▶ **Do this**
Reproduce the rows from the line containing "uI element localization: list" through the line containing "search-provider-icon: ⚲ bbox=[606, 30, 615, 44]", both included, and leave out any picture.

# START OF Dataset

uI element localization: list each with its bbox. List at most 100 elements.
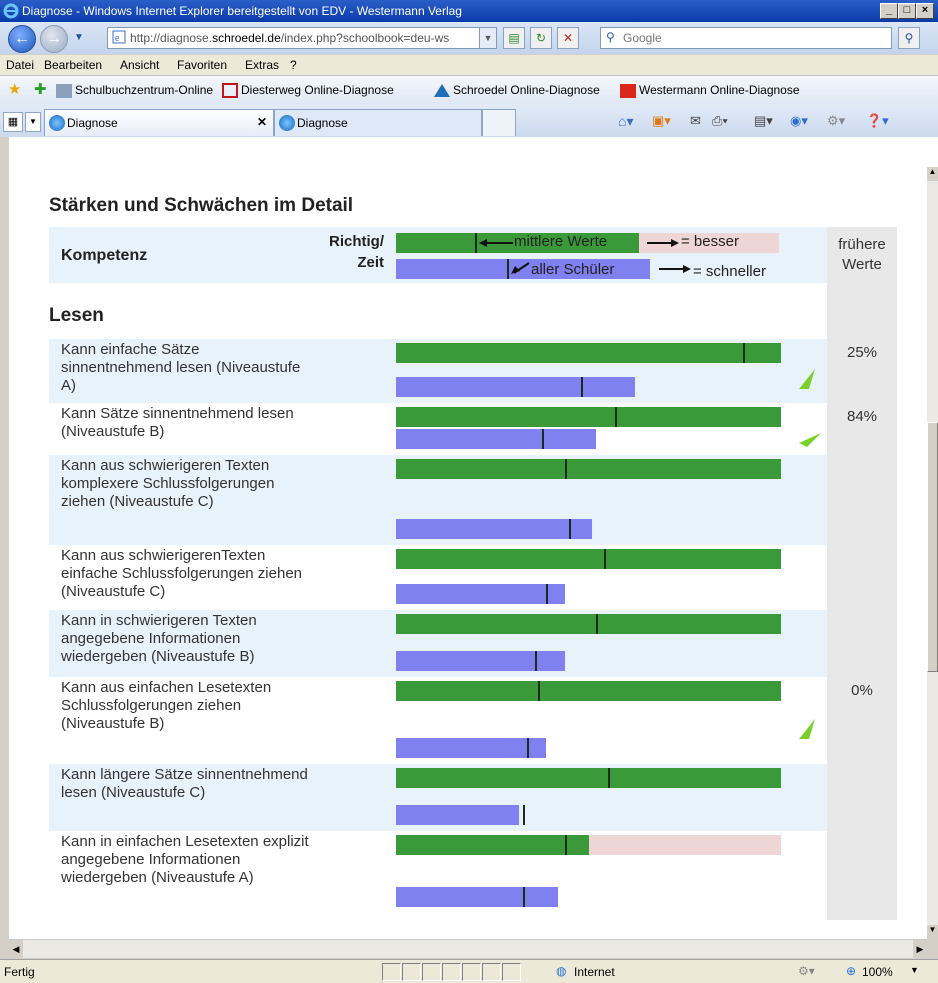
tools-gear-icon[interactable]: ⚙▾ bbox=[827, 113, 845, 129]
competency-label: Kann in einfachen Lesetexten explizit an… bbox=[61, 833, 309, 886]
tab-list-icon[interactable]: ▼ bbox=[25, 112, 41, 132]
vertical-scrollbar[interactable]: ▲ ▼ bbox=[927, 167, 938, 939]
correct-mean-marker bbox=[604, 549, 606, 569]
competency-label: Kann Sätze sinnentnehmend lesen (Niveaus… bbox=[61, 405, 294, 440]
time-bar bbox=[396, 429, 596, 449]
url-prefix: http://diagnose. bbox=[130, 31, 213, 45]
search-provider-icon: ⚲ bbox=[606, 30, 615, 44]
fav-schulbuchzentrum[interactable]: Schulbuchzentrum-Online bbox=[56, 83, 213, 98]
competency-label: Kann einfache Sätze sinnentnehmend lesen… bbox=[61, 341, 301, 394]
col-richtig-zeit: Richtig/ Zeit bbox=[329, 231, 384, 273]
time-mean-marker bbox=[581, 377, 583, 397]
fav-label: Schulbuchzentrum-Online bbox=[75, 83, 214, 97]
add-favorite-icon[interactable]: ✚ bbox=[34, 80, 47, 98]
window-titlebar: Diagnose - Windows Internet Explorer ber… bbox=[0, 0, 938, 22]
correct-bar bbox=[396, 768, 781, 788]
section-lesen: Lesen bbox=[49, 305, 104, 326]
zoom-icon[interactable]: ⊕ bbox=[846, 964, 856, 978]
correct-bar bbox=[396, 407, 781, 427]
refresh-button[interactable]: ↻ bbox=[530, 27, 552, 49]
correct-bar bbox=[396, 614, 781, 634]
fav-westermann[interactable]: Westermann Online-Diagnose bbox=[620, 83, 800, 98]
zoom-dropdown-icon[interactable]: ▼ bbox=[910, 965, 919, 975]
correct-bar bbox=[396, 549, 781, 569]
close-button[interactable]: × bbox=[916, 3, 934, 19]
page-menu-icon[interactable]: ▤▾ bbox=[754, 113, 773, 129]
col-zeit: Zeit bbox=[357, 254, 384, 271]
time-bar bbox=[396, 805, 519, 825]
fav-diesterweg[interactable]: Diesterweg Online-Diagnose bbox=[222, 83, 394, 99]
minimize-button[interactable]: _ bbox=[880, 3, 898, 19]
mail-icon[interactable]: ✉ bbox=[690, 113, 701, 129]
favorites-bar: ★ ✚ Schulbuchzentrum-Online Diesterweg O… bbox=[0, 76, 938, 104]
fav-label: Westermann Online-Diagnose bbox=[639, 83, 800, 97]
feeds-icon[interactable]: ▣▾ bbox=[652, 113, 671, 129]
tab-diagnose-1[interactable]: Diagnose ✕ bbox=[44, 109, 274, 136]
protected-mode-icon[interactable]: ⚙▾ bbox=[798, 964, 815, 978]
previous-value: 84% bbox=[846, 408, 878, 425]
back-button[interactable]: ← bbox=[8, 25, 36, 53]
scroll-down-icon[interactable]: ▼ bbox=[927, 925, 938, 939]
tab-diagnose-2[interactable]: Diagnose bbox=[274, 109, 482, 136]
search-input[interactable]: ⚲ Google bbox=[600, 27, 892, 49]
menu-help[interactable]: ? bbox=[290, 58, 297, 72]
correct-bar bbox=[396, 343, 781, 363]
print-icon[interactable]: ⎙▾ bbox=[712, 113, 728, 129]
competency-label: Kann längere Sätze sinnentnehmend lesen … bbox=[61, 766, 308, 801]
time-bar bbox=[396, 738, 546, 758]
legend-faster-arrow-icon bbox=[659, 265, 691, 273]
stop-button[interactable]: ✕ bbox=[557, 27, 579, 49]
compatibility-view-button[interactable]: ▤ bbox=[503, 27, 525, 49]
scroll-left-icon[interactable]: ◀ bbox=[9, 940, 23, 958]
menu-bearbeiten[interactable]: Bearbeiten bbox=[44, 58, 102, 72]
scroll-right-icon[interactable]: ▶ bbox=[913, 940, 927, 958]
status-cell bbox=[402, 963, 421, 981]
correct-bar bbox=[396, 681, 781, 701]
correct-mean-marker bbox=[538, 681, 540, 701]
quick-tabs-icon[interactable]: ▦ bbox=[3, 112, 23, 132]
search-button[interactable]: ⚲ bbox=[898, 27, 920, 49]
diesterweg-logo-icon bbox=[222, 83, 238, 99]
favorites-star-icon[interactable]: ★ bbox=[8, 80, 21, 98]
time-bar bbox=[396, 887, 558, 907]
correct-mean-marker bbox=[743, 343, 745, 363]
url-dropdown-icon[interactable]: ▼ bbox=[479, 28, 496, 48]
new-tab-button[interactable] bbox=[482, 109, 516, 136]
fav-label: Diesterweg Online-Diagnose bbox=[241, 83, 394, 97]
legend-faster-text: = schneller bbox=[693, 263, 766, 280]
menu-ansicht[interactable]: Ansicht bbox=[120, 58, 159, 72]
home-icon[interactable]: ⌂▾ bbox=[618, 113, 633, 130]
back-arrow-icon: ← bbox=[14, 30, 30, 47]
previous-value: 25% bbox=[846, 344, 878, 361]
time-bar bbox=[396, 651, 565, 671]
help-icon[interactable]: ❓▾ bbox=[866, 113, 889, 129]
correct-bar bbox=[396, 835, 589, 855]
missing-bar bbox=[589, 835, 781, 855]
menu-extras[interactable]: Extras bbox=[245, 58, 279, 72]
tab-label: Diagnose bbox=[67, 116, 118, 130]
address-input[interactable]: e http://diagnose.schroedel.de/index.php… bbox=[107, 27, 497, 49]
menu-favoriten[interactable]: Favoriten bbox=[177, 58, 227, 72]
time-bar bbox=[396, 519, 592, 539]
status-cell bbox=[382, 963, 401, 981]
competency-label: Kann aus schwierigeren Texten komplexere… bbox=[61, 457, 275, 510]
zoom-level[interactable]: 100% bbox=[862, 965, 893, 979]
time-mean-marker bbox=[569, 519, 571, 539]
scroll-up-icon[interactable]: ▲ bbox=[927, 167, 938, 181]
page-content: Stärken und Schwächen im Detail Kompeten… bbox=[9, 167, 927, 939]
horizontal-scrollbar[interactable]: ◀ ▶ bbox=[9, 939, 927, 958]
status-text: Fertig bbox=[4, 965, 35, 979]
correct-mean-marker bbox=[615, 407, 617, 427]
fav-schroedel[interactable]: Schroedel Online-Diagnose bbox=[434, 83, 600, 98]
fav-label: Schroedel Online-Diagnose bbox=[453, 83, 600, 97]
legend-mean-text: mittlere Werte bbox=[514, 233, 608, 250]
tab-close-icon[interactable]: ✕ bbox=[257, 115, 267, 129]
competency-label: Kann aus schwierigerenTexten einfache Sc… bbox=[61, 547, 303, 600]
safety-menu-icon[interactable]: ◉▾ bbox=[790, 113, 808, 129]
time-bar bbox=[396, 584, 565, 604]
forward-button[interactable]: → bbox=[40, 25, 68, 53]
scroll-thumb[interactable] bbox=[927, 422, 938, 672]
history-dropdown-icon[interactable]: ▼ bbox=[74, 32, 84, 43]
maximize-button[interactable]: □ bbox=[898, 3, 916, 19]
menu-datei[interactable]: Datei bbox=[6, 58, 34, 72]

# END OF Dataset
# START OF Dataset

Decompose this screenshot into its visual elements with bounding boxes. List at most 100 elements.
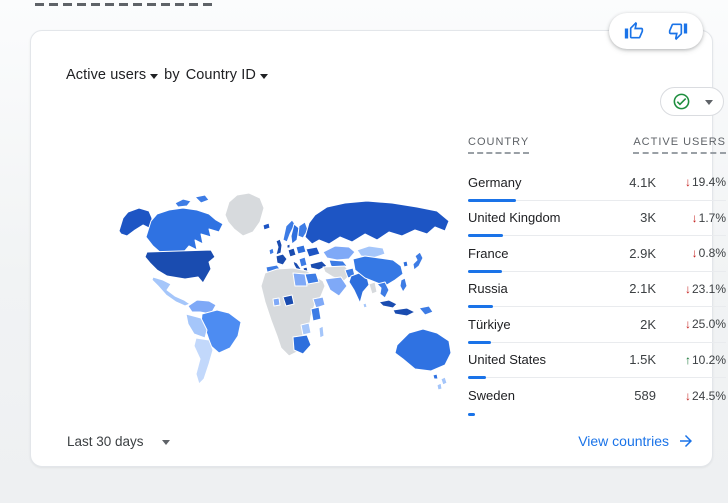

# END OF Dataset

▶ **Correct output**
uI element localization: list each with its bbox. List at most 100 elements.
tools-gear-icon[interactable]: ⚙▾ bbox=[827, 113, 845, 129]
competency-label: Kann in einfachen Lesetexten explizit an… bbox=[61, 833, 309, 886]
tab-list-icon[interactable]: ▼ bbox=[25, 112, 41, 132]
vertical-scrollbar[interactable]: ▲ ▼ bbox=[927, 167, 938, 939]
correct-mean-marker bbox=[604, 549, 606, 569]
competency-label: Kann Sätze sinnentnehmend lesen (Niveaus… bbox=[61, 405, 294, 440]
time-bar bbox=[396, 429, 596, 449]
url-prefix: http://diagnose. bbox=[130, 31, 213, 45]
search-provider-icon: ⚲ bbox=[606, 30, 615, 44]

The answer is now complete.